━━━ Provided records
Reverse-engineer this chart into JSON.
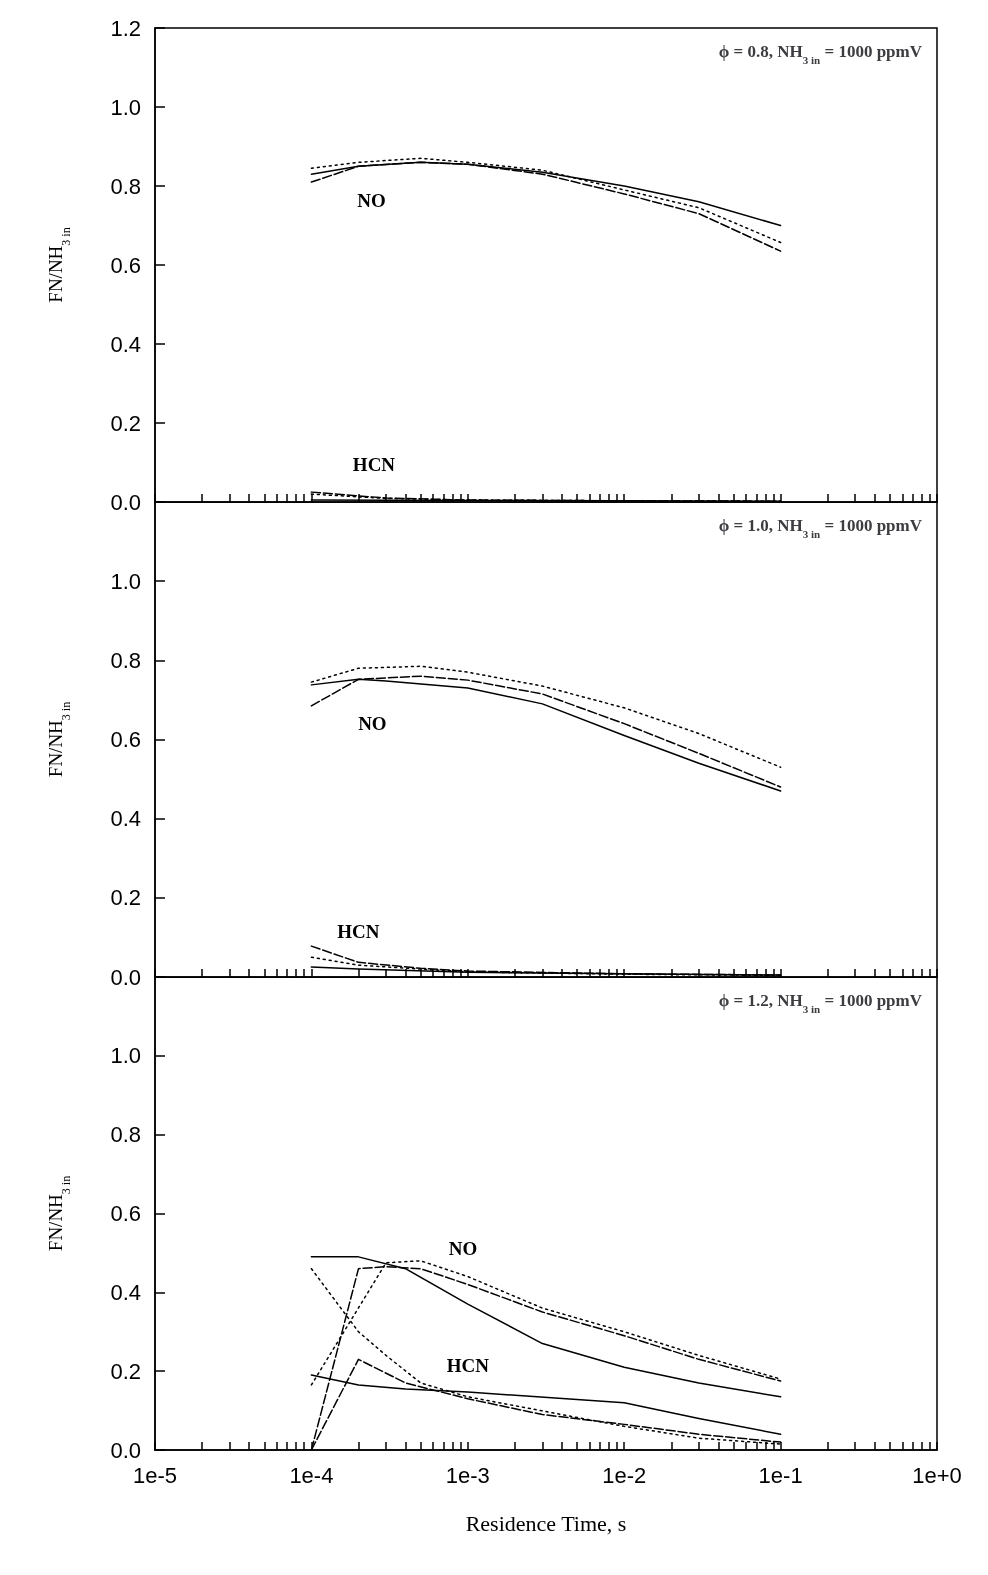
{
  "chart_data": [
    {
      "type": "line",
      "title": "ϕ = 0.8, NH$_{3 in}$ = 1000 ppmV",
      "ylabel": "FN/NH$_{3 in}$",
      "log": "x",
      "grid": false,
      "marker": "none",
      "tick_labels": "y",
      "xlim": [
        1e-05,
        1
      ],
      "xticks": [
        {
          "value": 1e-05,
          "label": null
        },
        {
          "value": 2e-05,
          "label": null
        },
        {
          "value": 3e-05,
          "label": null
        },
        {
          "value": 4e-05,
          "label": null
        },
        {
          "value": 5e-05,
          "label": null
        },
        {
          "value": 6e-05,
          "label": null
        },
        {
          "value": 7e-05,
          "label": null
        },
        {
          "value": 8e-05,
          "label": null
        },
        {
          "value": 9e-05,
          "label": null
        },
        {
          "value": 0.0001,
          "label": null
        },
        {
          "value": 0.0002,
          "label": null
        },
        {
          "value": 0.0003,
          "label": null
        },
        {
          "value": 0.0004,
          "label": null
        },
        {
          "value": 0.0005,
          "label": null
        },
        {
          "value": 0.0006,
          "label": null
        },
        {
          "value": 0.0007,
          "label": null
        },
        {
          "value": 0.0008,
          "label": null
        },
        {
          "value": 0.0009,
          "label": null
        },
        {
          "value": 0.001,
          "label": null
        },
        {
          "value": 0.002,
          "label": null
        },
        {
          "value": 0.003,
          "label": null
        },
        {
          "value": 0.004,
          "label": null
        },
        {
          "value": 0.005,
          "label": null
        },
        {
          "value": 0.006,
          "label": null
        },
        {
          "value": 0.007,
          "label": null
        },
        {
          "value": 0.008,
          "label": null
        },
        {
          "value": 0.009,
          "label": null
        },
        {
          "value": 0.01,
          "label": null
        },
        {
          "value": 0.02,
          "label": null
        },
        {
          "value": 0.03,
          "label": null
        },
        {
          "value": 0.04,
          "label": null
        },
        {
          "value": 0.05,
          "label": null
        },
        {
          "value": 0.06,
          "label": null
        },
        {
          "value": 0.07,
          "label": null
        },
        {
          "value": 0.08,
          "label": null
        },
        {
          "value": 0.09,
          "label": null
        },
        {
          "value": 0.1,
          "label": null
        },
        {
          "value": 0.2,
          "label": null
        },
        {
          "value": 0.3,
          "label": null
        },
        {
          "value": 0.4,
          "label": null
        },
        {
          "value": 0.5,
          "label": null
        },
        {
          "value": 0.6,
          "label": null
        },
        {
          "value": 0.7,
          "label": null
        },
        {
          "value": 0.8,
          "label": null
        },
        {
          "value": 0.9,
          "label": null
        },
        {
          "value": 1,
          "label": null
        }
      ],
      "ylim": [
        0,
        1.2
      ],
      "yticks": [
        {
          "value": 0,
          "label": "0.0"
        },
        {
          "value": 0.2,
          "label": "0.2"
        },
        {
          "value": 0.4,
          "label": "0.4"
        },
        {
          "value": 0.6,
          "label": "0.6"
        },
        {
          "value": 0.8,
          "label": "0.8"
        },
        {
          "value": 1,
          "label": "1.0"
        },
        {
          "value": 1.2,
          "label": "1.2"
        }
      ],
      "annotations": [
        "NO",
        "HCN"
      ],
      "series": [
        {
          "color": "#000000",
          "line_style": "solid",
          "x": [
            0.0001,
            0.0002,
            0.0005,
            0.001,
            0.003,
            0.01,
            0.03,
            0.1
          ],
          "values": [
            0.83,
            0.85,
            0.86,
            0.855,
            0.835,
            0.8,
            0.76,
            0.7
          ]
        },
        {
          "color": "#000000",
          "line_style": "dashed",
          "x": [
            0.0001,
            0.0002,
            0.0005,
            0.001,
            0.003,
            0.01,
            0.03,
            0.1
          ],
          "values": [
            0.81,
            0.85,
            0.86,
            0.855,
            0.83,
            0.78,
            0.73,
            0.635
          ]
        },
        {
          "color": "#000000",
          "line_style": "dotted",
          "x": [
            0.0001,
            0.0002,
            0.0005,
            0.001,
            0.003,
            0.01,
            0.03,
            0.1
          ],
          "values": [
            0.845,
            0.86,
            0.87,
            0.86,
            0.84,
            0.79,
            0.745,
            0.657
          ]
        },
        {
          "color": "#000000",
          "line_style": "solid",
          "x": [
            0.0001,
            0.001,
            0.01,
            0.1
          ],
          "values": [
            0.005,
            0.004,
            0.003,
            0.002
          ]
        },
        {
          "color": "#000000",
          "line_style": "dashed",
          "x": [
            0.0001,
            0.0003,
            0.001,
            0.01,
            0.1
          ],
          "values": [
            0.025,
            0.01,
            0.005,
            0.003,
            0.002
          ]
        },
        {
          "color": "#000000",
          "line_style": "dotted",
          "x": [
            0.0001,
            0.0003,
            0.001,
            0.01,
            0.1
          ],
          "values": [
            0.02,
            0.009,
            0.005,
            0.003,
            0.002
          ]
        }
      ]
    },
    {
      "type": "line",
      "title": "ϕ = 1.0, NH$_{3 in}$ = 1000 ppmV",
      "ylabel": "FN/NH$_{3 in}$",
      "log": "x",
      "grid": false,
      "marker": "none",
      "tick_labels": "y",
      "xlim": [
        1e-05,
        1
      ],
      "xticks": [
        {
          "value": 1e-05,
          "label": null
        },
        {
          "value": 2e-05,
          "label": null
        },
        {
          "value": 3e-05,
          "label": null
        },
        {
          "value": 4e-05,
          "label": null
        },
        {
          "value": 5e-05,
          "label": null
        },
        {
          "value": 6e-05,
          "label": null
        },
        {
          "value": 7e-05,
          "label": null
        },
        {
          "value": 8e-05,
          "label": null
        },
        {
          "value": 9e-05,
          "label": null
        },
        {
          "value": 0.0001,
          "label": null
        },
        {
          "value": 0.0002,
          "label": null
        },
        {
          "value": 0.0003,
          "label": null
        },
        {
          "value": 0.0004,
          "label": null
        },
        {
          "value": 0.0005,
          "label": null
        },
        {
          "value": 0.0006,
          "label": null
        },
        {
          "value": 0.0007,
          "label": null
        },
        {
          "value": 0.0008,
          "label": null
        },
        {
          "value": 0.0009,
          "label": null
        },
        {
          "value": 0.001,
          "label": null
        },
        {
          "value": 0.002,
          "label": null
        },
        {
          "value": 0.003,
          "label": null
        },
        {
          "value": 0.004,
          "label": null
        },
        {
          "value": 0.005,
          "label": null
        },
        {
          "value": 0.006,
          "label": null
        },
        {
          "value": 0.007,
          "label": null
        },
        {
          "value": 0.008,
          "label": null
        },
        {
          "value": 0.009,
          "label": null
        },
        {
          "value": 0.01,
          "label": null
        },
        {
          "value": 0.02,
          "label": null
        },
        {
          "value": 0.03,
          "label": null
        },
        {
          "value": 0.04,
          "label": null
        },
        {
          "value": 0.05,
          "label": null
        },
        {
          "value": 0.06,
          "label": null
        },
        {
          "value": 0.07,
          "label": null
        },
        {
          "value": 0.08,
          "label": null
        },
        {
          "value": 0.09,
          "label": null
        },
        {
          "value": 0.1,
          "label": null
        },
        {
          "value": 0.2,
          "label": null
        },
        {
          "value": 0.3,
          "label": null
        },
        {
          "value": 0.4,
          "label": null
        },
        {
          "value": 0.5,
          "label": null
        },
        {
          "value": 0.6,
          "label": null
        },
        {
          "value": 0.7,
          "label": null
        },
        {
          "value": 0.8,
          "label": null
        },
        {
          "value": 0.9,
          "label": null
        },
        {
          "value": 1,
          "label": null
        }
      ],
      "ylim": [
        0,
        1.2
      ],
      "yticks": [
        {
          "value": 0,
          "label": "0.0"
        },
        {
          "value": 0.2,
          "label": "0.2"
        },
        {
          "value": 0.4,
          "label": "0.4"
        },
        {
          "value": 0.6,
          "label": "0.6"
        },
        {
          "value": 0.8,
          "label": "0.8"
        },
        {
          "value": 1,
          "label": "1.0"
        },
        {
          "value": 1.2,
          "label": null
        }
      ],
      "annotations": [
        "NO",
        "HCN"
      ],
      "series": [
        {
          "color": "#000000",
          "line_style": "solid",
          "x": [
            0.0001,
            0.0002,
            0.0003,
            0.001,
            0.003,
            0.01,
            0.03,
            0.1
          ],
          "values": [
            0.738,
            0.752,
            0.748,
            0.73,
            0.69,
            0.61,
            0.54,
            0.47
          ]
        },
        {
          "color": "#000000",
          "line_style": "dashed",
          "x": [
            0.0001,
            0.0002,
            0.0005,
            0.001,
            0.003,
            0.01,
            0.03,
            0.1
          ],
          "values": [
            0.685,
            0.752,
            0.76,
            0.75,
            0.715,
            0.64,
            0.565,
            0.48
          ]
        },
        {
          "color": "#000000",
          "line_style": "dotted",
          "x": [
            0.0001,
            0.0002,
            0.0005,
            0.001,
            0.003,
            0.01,
            0.03,
            0.1
          ],
          "values": [
            0.745,
            0.78,
            0.785,
            0.77,
            0.735,
            0.68,
            0.615,
            0.53
          ]
        },
        {
          "color": "#000000",
          "line_style": "solid",
          "x": [
            0.0001,
            0.0002,
            0.001,
            0.01,
            0.1
          ],
          "values": [
            0.025,
            0.02,
            0.012,
            0.008,
            0.005
          ]
        },
        {
          "color": "#000000",
          "line_style": "dashed",
          "x": [
            0.0001,
            0.0002,
            0.0005,
            0.001,
            0.01,
            0.1
          ],
          "values": [
            0.078,
            0.037,
            0.022,
            0.015,
            0.008,
            0.005
          ]
        },
        {
          "color": "#000000",
          "line_style": "dotted",
          "x": [
            0.0001,
            0.0002,
            0.0005,
            0.001,
            0.01,
            0.1
          ],
          "values": [
            0.05,
            0.03,
            0.02,
            0.013,
            0.007,
            0.004
          ]
        }
      ]
    },
    {
      "type": "line",
      "title": "ϕ = 1.2, NH$_{3 in}$ = 1000 ppmV",
      "ylabel": "FN/NH$_{3 in}$",
      "xlabel": "Residence Time, s",
      "log": "x",
      "grid": false,
      "marker": "none",
      "xlim": [
        1e-05,
        1
      ],
      "xticks": [
        {
          "value": 1e-05,
          "label": "1e-5"
        },
        {
          "value": 2e-05,
          "label": null
        },
        {
          "value": 3e-05,
          "label": null
        },
        {
          "value": 4e-05,
          "label": null
        },
        {
          "value": 5e-05,
          "label": null
        },
        {
          "value": 6e-05,
          "label": null
        },
        {
          "value": 7e-05,
          "label": null
        },
        {
          "value": 8e-05,
          "label": null
        },
        {
          "value": 9e-05,
          "label": null
        },
        {
          "value": 0.0001,
          "label": "1e-4"
        },
        {
          "value": 0.0002,
          "label": null
        },
        {
          "value": 0.0003,
          "label": null
        },
        {
          "value": 0.0004,
          "label": null
        },
        {
          "value": 0.0005,
          "label": null
        },
        {
          "value": 0.0006,
          "label": null
        },
        {
          "value": 0.0007,
          "label": null
        },
        {
          "value": 0.0008,
          "label": null
        },
        {
          "value": 0.0009,
          "label": null
        },
        {
          "value": 0.001,
          "label": "1e-3"
        },
        {
          "value": 0.002,
          "label": null
        },
        {
          "value": 0.003,
          "label": null
        },
        {
          "value": 0.004,
          "label": null
        },
        {
          "value": 0.005,
          "label": null
        },
        {
          "value": 0.006,
          "label": null
        },
        {
          "value": 0.007,
          "label": null
        },
        {
          "value": 0.008,
          "label": null
        },
        {
          "value": 0.009,
          "label": null
        },
        {
          "value": 0.01,
          "label": "1e-2"
        },
        {
          "value": 0.02,
          "label": null
        },
        {
          "value": 0.03,
          "label": null
        },
        {
          "value": 0.04,
          "label": null
        },
        {
          "value": 0.05,
          "label": null
        },
        {
          "value": 0.06,
          "label": null
        },
        {
          "value": 0.07,
          "label": null
        },
        {
          "value": 0.08,
          "label": null
        },
        {
          "value": 0.09,
          "label": null
        },
        {
          "value": 0.1,
          "label": "1e-1"
        },
        {
          "value": 0.2,
          "label": null
        },
        {
          "value": 0.3,
          "label": null
        },
        {
          "value": 0.4,
          "label": null
        },
        {
          "value": 0.5,
          "label": null
        },
        {
          "value": 0.6,
          "label": null
        },
        {
          "value": 0.7,
          "label": null
        },
        {
          "value": 0.8,
          "label": null
        },
        {
          "value": 0.9,
          "label": null
        },
        {
          "value": 1,
          "label": "1e+0"
        }
      ],
      "ylim": [
        0,
        1.2
      ],
      "yticks": [
        {
          "value": 0,
          "label": "0.0"
        },
        {
          "value": 0.2,
          "label": "0.2"
        },
        {
          "value": 0.4,
          "label": "0.4"
        },
        {
          "value": 0.6,
          "label": "0.6"
        },
        {
          "value": 0.8,
          "label": "0.8"
        },
        {
          "value": 1,
          "label": "1.0"
        },
        {
          "value": 1.2,
          "label": null
        }
      ],
      "annotations": [
        "NO",
        "HCN"
      ],
      "series": [
        {
          "color": "#000000",
          "line_style": "solid",
          "x": [
            0.0001,
            0.0002,
            0.0004,
            0.001,
            0.003,
            0.01,
            0.03,
            0.1
          ],
          "values": [
            0.49,
            0.49,
            0.46,
            0.37,
            0.27,
            0.21,
            0.17,
            0.135
          ]
        },
        {
          "color": "#000000",
          "line_style": "dashed",
          "x": [
            0.0001,
            0.0002,
            0.0003,
            0.0005,
            0.001,
            0.003,
            0.01,
            0.03,
            0.1
          ],
          "values": [
            0,
            0.46,
            0.465,
            0.46,
            0.42,
            0.35,
            0.29,
            0.23,
            0.175
          ]
        },
        {
          "color": "#000000",
          "line_style": "dotted",
          "x": [
            0.0001,
            0.0003,
            0.0005,
            0.001,
            0.003,
            0.01,
            0.03,
            0.1
          ],
          "values": [
            0.165,
            0.475,
            0.48,
            0.44,
            0.36,
            0.3,
            0.24,
            0.18
          ]
        },
        {
          "color": "#000000",
          "line_style": "solid",
          "x": [
            0.0001,
            0.0002,
            0.0004,
            0.001,
            0.01,
            0.03,
            0.1
          ],
          "values": [
            0.19,
            0.165,
            0.155,
            0.147,
            0.12,
            0.08,
            0.04
          ]
        },
        {
          "color": "#000000",
          "line_style": "dashed",
          "x": [
            0.0001,
            0.0002,
            0.0004,
            0.001,
            0.003,
            0.01,
            0.03,
            0.1
          ],
          "values": [
            0,
            0.23,
            0.17,
            0.13,
            0.09,
            0.065,
            0.04,
            0.02
          ]
        },
        {
          "color": "#000000",
          "line_style": "dotted",
          "x": [
            0.0001,
            0.0002,
            0.0003,
            0.0005,
            0.001,
            0.01,
            0.03,
            0.1
          ],
          "values": [
            0.46,
            0.3,
            0.24,
            0.17,
            0.135,
            0.06,
            0.03,
            0.015
          ]
        }
      ]
    }
  ]
}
━━━━━━
• [Exercise goal] Copy all lines from the material that contain "ppmV".

• [Response to this exercise]
      "title": "ϕ = 0.8, NH$_{3 in}$ = 1000 ppmV",
      "title": "ϕ = 1.0, NH$_{3 in}$ = 1000 ppmV",
      "title": "ϕ = 1.2, NH$_{3 in}$ = 1000 ppmV",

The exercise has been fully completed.